START
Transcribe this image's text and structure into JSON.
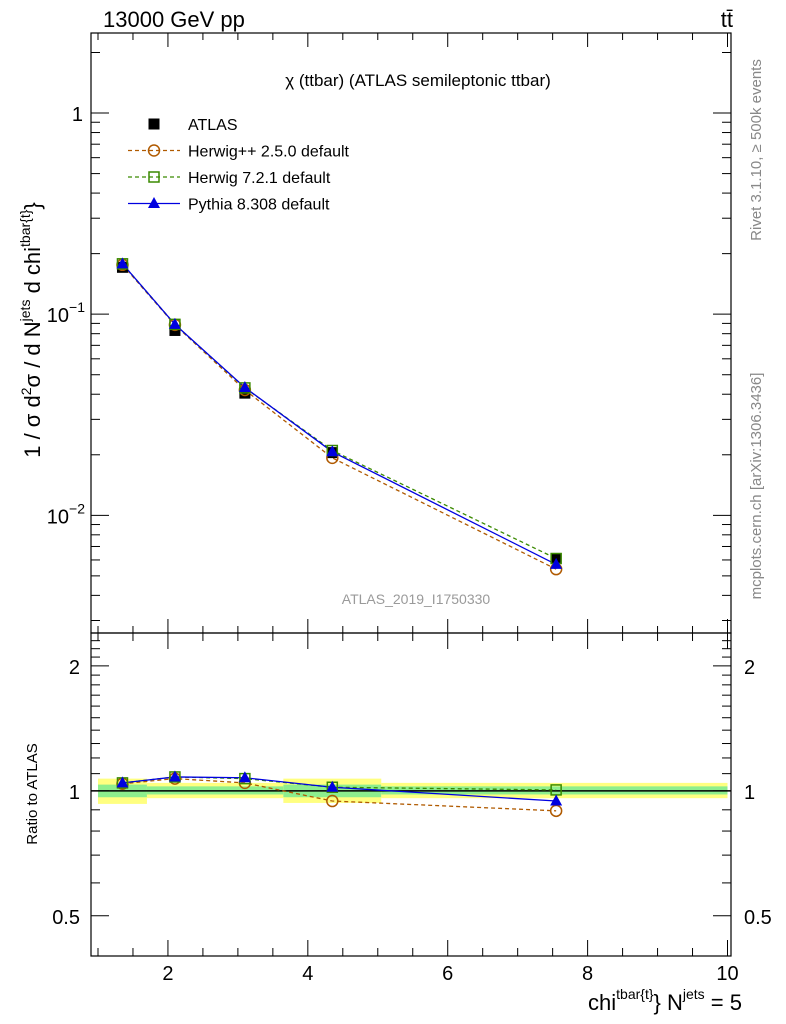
{
  "header": {
    "left": "13000 GeV pp",
    "right": "tt̄"
  },
  "side_labels": {
    "right_top": "Rivet 3.1.10, ≥ 500k events",
    "right_bottom": "mcplots.cern.ch [arXiv:1306.3436]"
  },
  "chart_data": [
    {
      "type": "line",
      "panel": "main",
      "title": "χ (ttbar) (ATLAS semileptonic ttbar)",
      "watermark": "ATLAS_2019_I1750330",
      "ylabel": "1 / σ d²σ / d N^jets d chi^tbar{t}",
      "yscale": "log",
      "ylim": [
        0.0026,
        2.5
      ],
      "y_ticks": [
        {
          "value": 1,
          "label": "1"
        },
        {
          "value": 0.1,
          "label": "10",
          "sup": "−1"
        },
        {
          "value": 0.01,
          "label": "10",
          "sup": "−2"
        }
      ],
      "xlim": [
        0.9,
        10.05
      ],
      "legend_position": "top-left",
      "series": [
        {
          "name": "ATLAS",
          "color": "#000000",
          "marker": "square-filled",
          "style": "points",
          "x": [
            1.35,
            2.1,
            3.1,
            4.35,
            7.55
          ],
          "y": [
            0.171,
            0.083,
            0.0405,
            0.0205,
            0.0061
          ]
        },
        {
          "name": "Herwig++ 2.5.0 default",
          "color": "#b05a00",
          "marker": "circle-open",
          "style": "dashed",
          "x": [
            1.35,
            2.1,
            3.1,
            4.35,
            7.55
          ],
          "y": [
            0.176,
            0.0885,
            0.042,
            0.0193,
            0.0054
          ]
        },
        {
          "name": "Herwig 7.2.1 default",
          "color": "#3a8a00",
          "marker": "square-open",
          "style": "dashed",
          "x": [
            1.35,
            2.1,
            3.1,
            4.35,
            7.55
          ],
          "y": [
            0.178,
            0.089,
            0.043,
            0.021,
            0.0061
          ]
        },
        {
          "name": "Pythia 8.308 default",
          "color": "#0000e0",
          "marker": "triangle-filled",
          "style": "solid",
          "x": [
            1.35,
            2.1,
            3.1,
            4.35,
            7.55
          ],
          "y": [
            0.178,
            0.089,
            0.0432,
            0.0207,
            0.0057
          ]
        }
      ]
    },
    {
      "type": "line",
      "panel": "ratio",
      "ylabel": "Ratio to ATLAS",
      "yscale": "log",
      "ylim": [
        0.4,
        2.4
      ],
      "y_ticks": [
        {
          "value": 2,
          "label": "2"
        },
        {
          "value": 1,
          "label": "1"
        },
        {
          "value": 0.5,
          "label": "0.5"
        }
      ],
      "xlim": [
        0.9,
        10.05
      ],
      "x_ticks": [
        {
          "value": 2,
          "label": "2"
        },
        {
          "value": 4,
          "label": "4"
        },
        {
          "value": 6,
          "label": "6"
        },
        {
          "value": 8,
          "label": "8"
        },
        {
          "value": 10,
          "label": "10"
        }
      ],
      "xlabel": "chi^tbar{t} N^jets = 5",
      "bands": [
        {
          "xlo": 1.0,
          "xhi": 1.7,
          "outer": [
            0.93,
            1.07
          ],
          "inner": [
            0.965,
            1.035
          ]
        },
        {
          "xlo": 1.7,
          "xhi": 3.65,
          "outer": [
            0.96,
            1.045
          ],
          "inner": [
            0.98,
            1.025
          ]
        },
        {
          "xlo": 3.65,
          "xhi": 5.05,
          "outer": [
            0.935,
            1.07
          ],
          "inner": [
            0.965,
            1.035
          ]
        },
        {
          "xlo": 5.05,
          "xhi": 10.0,
          "outer": [
            0.96,
            1.045
          ],
          "inner": [
            0.98,
            1.025
          ]
        }
      ],
      "series": [
        {
          "name": "Herwig++ 2.5.0 default",
          "color": "#b05a00",
          "marker": "circle-open",
          "style": "dashed",
          "x": [
            1.35,
            2.1,
            3.1,
            4.35,
            7.55
          ],
          "y": [
            1.04,
            1.07,
            1.045,
            0.945,
            0.895
          ]
        },
        {
          "name": "Herwig 7.2.1 default",
          "color": "#3a8a00",
          "marker": "square-open",
          "style": "dashed",
          "x": [
            1.35,
            2.1,
            3.1,
            4.35,
            7.55
          ],
          "y": [
            1.045,
            1.08,
            1.07,
            1.02,
            1.005
          ]
        },
        {
          "name": "Pythia 8.308 default",
          "color": "#0000e0",
          "marker": "triangle-filled",
          "style": "solid",
          "x": [
            1.35,
            2.1,
            3.1,
            4.35,
            7.55
          ],
          "y": [
            1.045,
            1.08,
            1.075,
            1.02,
            0.945
          ]
        }
      ]
    }
  ]
}
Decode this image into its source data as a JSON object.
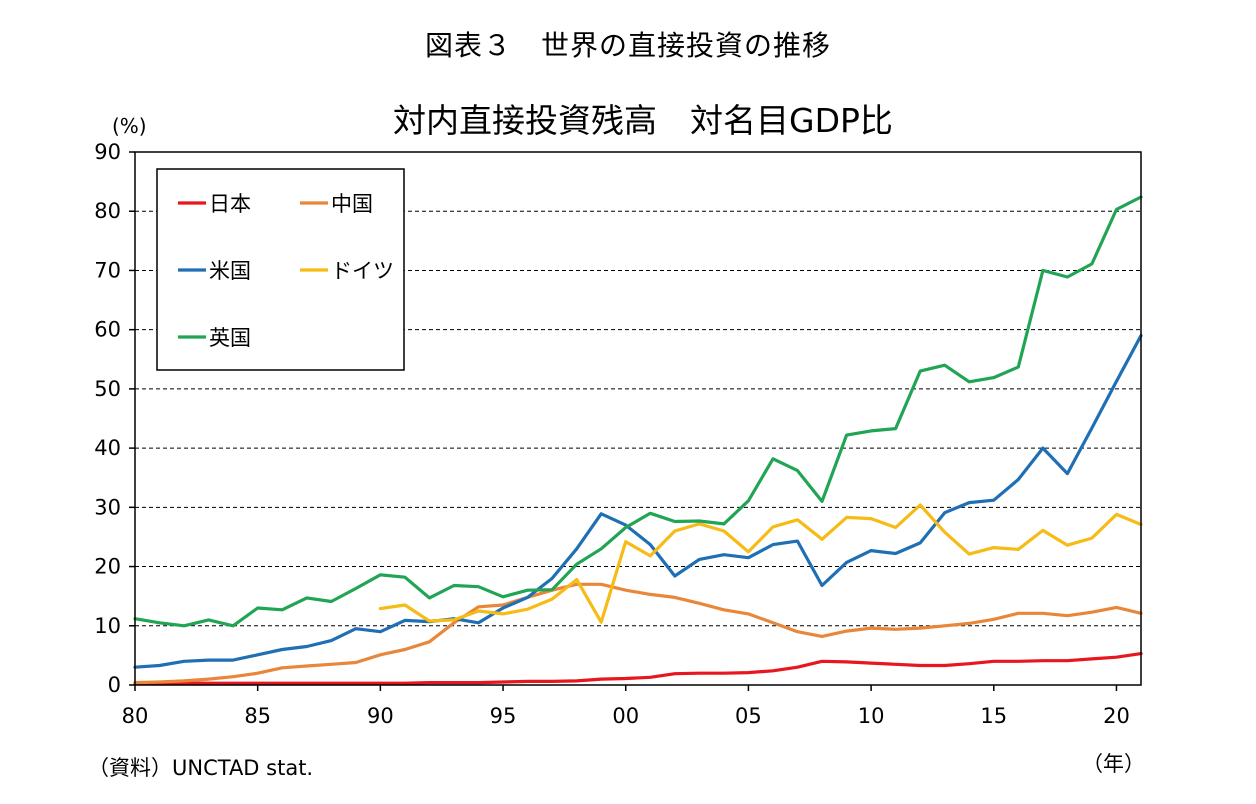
{
  "figure_title": "図表３　世界の直接投資の推移",
  "source_note": "（資料）UNCTAD stat.",
  "colors": {
    "日本": "#e8161f",
    "中国": "#e8873a",
    "米国": "#1f6fb4",
    "ドイツ": "#f6bb14",
    "英国": "#22a455"
  },
  "chart_data": {
    "type": "line",
    "title": "対内直接投資残高　対名目GDP比",
    "ylabel": "(%)",
    "xlabel": "（年）",
    "xlim": [
      1980,
      2021
    ],
    "ylim": [
      0,
      90
    ],
    "x_ticks": [
      1980,
      1985,
      1990,
      1995,
      2000,
      2005,
      2010,
      2015,
      2020
    ],
    "x_tick_labels": [
      "80",
      "85",
      "90",
      "95",
      "00",
      "05",
      "10",
      "15",
      "20"
    ],
    "y_ticks": [
      0,
      10,
      20,
      30,
      40,
      50,
      60,
      70,
      80,
      90
    ],
    "y_tick_labels": [
      "0",
      "10",
      "20",
      "30",
      "40",
      "50",
      "60",
      "70",
      "80",
      "90"
    ],
    "grid": "horizontal dashed",
    "legend_position": "top-left",
    "x": [
      1980,
      1981,
      1982,
      1983,
      1984,
      1985,
      1986,
      1987,
      1988,
      1989,
      1990,
      1991,
      1992,
      1993,
      1994,
      1995,
      1996,
      1997,
      1998,
      1999,
      2000,
      2001,
      2002,
      2003,
      2004,
      2005,
      2006,
      2007,
      2008,
      2009,
      2010,
      2011,
      2012,
      2013,
      2014,
      2015,
      2016,
      2017,
      2018,
      2019,
      2020,
      2021
    ],
    "series": [
      {
        "name": "日本",
        "values": [
          0.3,
          0.3,
          0.3,
          0.3,
          0.3,
          0.3,
          0.3,
          0.3,
          0.3,
          0.3,
          0.3,
          0.3,
          0.4,
          0.4,
          0.4,
          0.5,
          0.6,
          0.6,
          0.7,
          1.0,
          1.1,
          1.3,
          1.9,
          2.0,
          2.0,
          2.1,
          2.4,
          3.0,
          4.0,
          3.9,
          3.7,
          3.5,
          3.3,
          3.3,
          3.6,
          4.0,
          4.0,
          4.1,
          4.1,
          4.4,
          4.7,
          5.3
        ]
      },
      {
        "name": "中国",
        "values": [
          0.4,
          0.5,
          0.7,
          1.0,
          1.4,
          2.0,
          2.9,
          3.2,
          3.5,
          3.8,
          5.1,
          6.0,
          7.3,
          10.5,
          13.2,
          13.5,
          14.8,
          16.0,
          17.0,
          17.0,
          16.0,
          15.3,
          14.8,
          13.8,
          12.7,
          12.0,
          10.5,
          9.0,
          8.2,
          9.1,
          9.6,
          9.4,
          9.6,
          10.0,
          10.4,
          11.1,
          12.1,
          12.1,
          11.7,
          12.3,
          13.1,
          12.1
        ]
      },
      {
        "name": "米国",
        "values": [
          3.0,
          3.3,
          4.0,
          4.2,
          4.2,
          5.1,
          6.0,
          6.5,
          7.5,
          9.5,
          9.0,
          10.9,
          10.7,
          11.2,
          10.5,
          13.0,
          14.8,
          18.0,
          23.0,
          28.9,
          27.0,
          23.7,
          18.4,
          21.2,
          22.0,
          21.5,
          23.7,
          24.3,
          16.8,
          20.7,
          22.7,
          22.2,
          24.0,
          29.1,
          30.8,
          31.2,
          34.7,
          40.0,
          35.7,
          43.4,
          51.3,
          59.0
        ]
      },
      {
        "name": "ドイツ",
        "values": [
          null,
          null,
          null,
          null,
          null,
          null,
          null,
          null,
          null,
          null,
          12.9,
          13.5,
          10.8,
          11.0,
          12.5,
          12.0,
          12.8,
          14.5,
          17.8,
          10.6,
          24.2,
          21.8,
          26.0,
          27.2,
          26.0,
          22.5,
          26.7,
          27.9,
          24.6,
          28.3,
          28.1,
          26.6,
          30.4,
          25.8,
          22.1,
          23.2,
          22.9,
          26.1,
          23.6,
          24.8,
          28.8,
          27.1
        ]
      },
      {
        "name": "英国",
        "values": [
          11.2,
          10.5,
          10.0,
          11.0,
          10.0,
          13.0,
          12.7,
          14.7,
          14.1,
          16.3,
          18.6,
          18.2,
          14.7,
          16.8,
          16.6,
          14.9,
          16.0,
          16.1,
          20.4,
          23.0,
          26.6,
          29.0,
          27.6,
          27.7,
          27.2,
          31.1,
          38.2,
          36.2,
          31.0,
          42.2,
          42.9,
          43.3,
          53.0,
          54.0,
          51.2,
          51.9,
          53.7,
          70.0,
          68.9,
          71.1,
          80.3,
          82.4
        ]
      }
    ]
  }
}
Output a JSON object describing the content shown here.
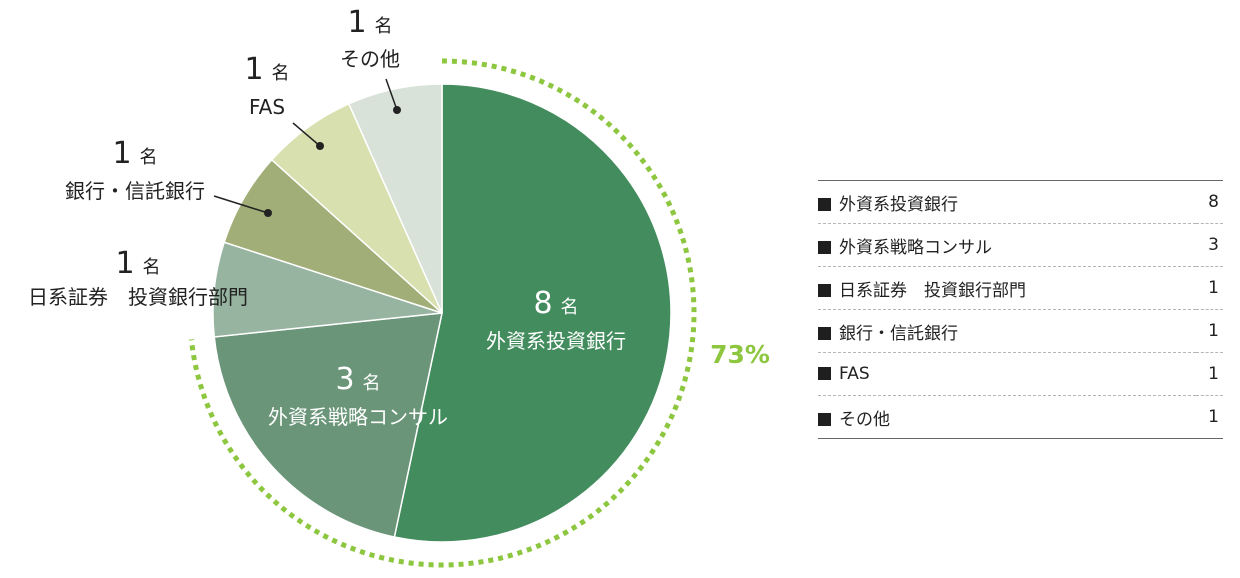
{
  "chart_data": {
    "type": "pie",
    "unit": "名",
    "categories": [
      "外資系投資銀行",
      "外資系戦略コンサル",
      "日系証券　投資銀行部門",
      "銀行・信託銀行",
      "FAS",
      "その他"
    ],
    "values": [
      8,
      3,
      1,
      1,
      1,
      1
    ],
    "colors": [
      "#438c5e",
      "#6a9578",
      "#97b4a0",
      "#a2ae78",
      "#d7e0ae",
      "#d8e2d8"
    ],
    "label_counts": [
      "8",
      "3",
      "1",
      "1",
      "1",
      "1"
    ],
    "highlight": {
      "text": "73%",
      "color": "#8dc63f",
      "slices": [
        0,
        1
      ]
    }
  },
  "legend": {
    "rows": [
      {
        "label": "外資系投資銀行",
        "value": "8"
      },
      {
        "label": "外資系戦略コンサル",
        "value": "3"
      },
      {
        "label": "日系証券　投資銀行部門",
        "value": "1"
      },
      {
        "label": "銀行・信託銀行",
        "value": "1"
      },
      {
        "label": "FAS",
        "value": "1"
      },
      {
        "label": "その他",
        "value": "1"
      }
    ]
  }
}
END
Starting at the line that contains "Output a JSON", please write out every line to the end of the entries, inclusive, copied exactly and with pictures omitted.

WRITTEN REPLY =>
Output a JSON object describing the content shown here.
{
  "chart_data": {
    "type": "pie",
    "unit": "名",
    "categories": [
      "外資系投資銀行",
      "外資系戦略コンサル",
      "日系証券　投資銀行部門",
      "銀行・信託銀行",
      "FAS",
      "その他"
    ],
    "values": [
      8,
      3,
      1,
      1,
      1,
      1
    ],
    "colors": [
      "#438c5e",
      "#6a9578",
      "#97b4a0",
      "#a2ae78",
      "#d7e0ae",
      "#d8e2d8"
    ],
    "label_counts": [
      "8",
      "3",
      "1",
      "1",
      "1",
      "1"
    ],
    "highlight": {
      "text": "73%",
      "color": "#8dc63f",
      "slices": [
        0,
        1
      ]
    }
  },
  "legend": {
    "rows": [
      {
        "label": "外資系投資銀行",
        "value": "8"
      },
      {
        "label": "外資系戦略コンサル",
        "value": "3"
      },
      {
        "label": "日系証券　投資銀行部門",
        "value": "1"
      },
      {
        "label": "銀行・信託銀行",
        "value": "1"
      },
      {
        "label": "FAS",
        "value": "1"
      },
      {
        "label": "その他",
        "value": "1"
      }
    ]
  }
}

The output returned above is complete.